Stated problem: Go through the entries below and print each one exactly, leaving out pictures.

◇ ◇ ◇ ◇ ◇ ◇ ◇

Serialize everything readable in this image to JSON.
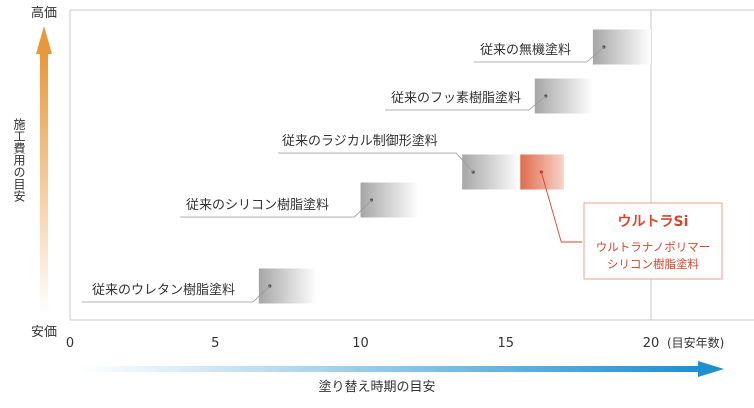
{
  "chart_data": {
    "type": "range-bar",
    "xlabel": "塗り替え時期の目安",
    "ylabel": "施工費用の目安",
    "y_high_label": "高価",
    "y_low_label": "安価",
    "x_unit": "(目安年数)",
    "xlim": [
      0,
      20
    ],
    "x_ticks": [
      "0",
      "5",
      "10",
      "15",
      "20"
    ],
    "grid": false,
    "series": [
      {
        "name": "従来のウレタン樹脂塗料",
        "range": [
          6.5,
          8.5
        ],
        "cost_rank": 1,
        "highlight": false
      },
      {
        "name": "従来のシリコン樹脂塗料",
        "range": [
          10.0,
          12.0
        ],
        "cost_rank": 2,
        "highlight": false
      },
      {
        "name": "従来のラジカル制御形塗料",
        "range": [
          13.5,
          15.5
        ],
        "cost_rank": 3,
        "highlight": false
      },
      {
        "name": "従来のフッ素樹脂塗料",
        "range": [
          16.0,
          18.0
        ],
        "cost_rank": 4,
        "highlight": false
      },
      {
        "name": "従来の無機塗料",
        "range": [
          18.0,
          20.0
        ],
        "cost_rank": 5,
        "highlight": false
      }
    ],
    "featured": {
      "title": "ウルトラSi",
      "line1": "ウルトラナノポリマー",
      "line2": "シリコン樹脂塗料",
      "range": [
        15.5,
        17.0
      ],
      "cost_rank": 3
    },
    "colors": {
      "bar_gray": "#a9a9a9",
      "bar_highlight": "#e0735a",
      "accent_red": "#d9452f",
      "y_arrow": "#e8973a",
      "x_arrow": "#1e8fcf",
      "frame": "#c8c8c8"
    }
  }
}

◇ ◇ ◇ ◇ ◇ ◇ ◇

Correct answer:
Serialize everything readable in this image to JSON.
{
  "chart_data": {
    "type": "range-bar",
    "xlabel": "塗り替え時期の目安",
    "ylabel": "施工費用の目安",
    "y_high_label": "高価",
    "y_low_label": "安価",
    "x_unit": "(目安年数)",
    "xlim": [
      0,
      20
    ],
    "x_ticks": [
      "0",
      "5",
      "10",
      "15",
      "20"
    ],
    "grid": false,
    "series": [
      {
        "name": "従来のウレタン樹脂塗料",
        "range": [
          6.5,
          8.5
        ],
        "cost_rank": 1,
        "highlight": false
      },
      {
        "name": "従来のシリコン樹脂塗料",
        "range": [
          10.0,
          12.0
        ],
        "cost_rank": 2,
        "highlight": false
      },
      {
        "name": "従来のラジカル制御形塗料",
        "range": [
          13.5,
          15.5
        ],
        "cost_rank": 3,
        "highlight": false
      },
      {
        "name": "従来のフッ素樹脂塗料",
        "range": [
          16.0,
          18.0
        ],
        "cost_rank": 4,
        "highlight": false
      },
      {
        "name": "従来の無機塗料",
        "range": [
          18.0,
          20.0
        ],
        "cost_rank": 5,
        "highlight": false
      }
    ],
    "featured": {
      "title": "ウルトラSi",
      "line1": "ウルトラナノポリマー",
      "line2": "シリコン樹脂塗料",
      "range": [
        15.5,
        17.0
      ],
      "cost_rank": 3
    },
    "colors": {
      "bar_gray": "#a9a9a9",
      "bar_highlight": "#e0735a",
      "accent_red": "#d9452f",
      "y_arrow": "#e8973a",
      "x_arrow": "#1e8fcf",
      "frame": "#c8c8c8"
    }
  }
}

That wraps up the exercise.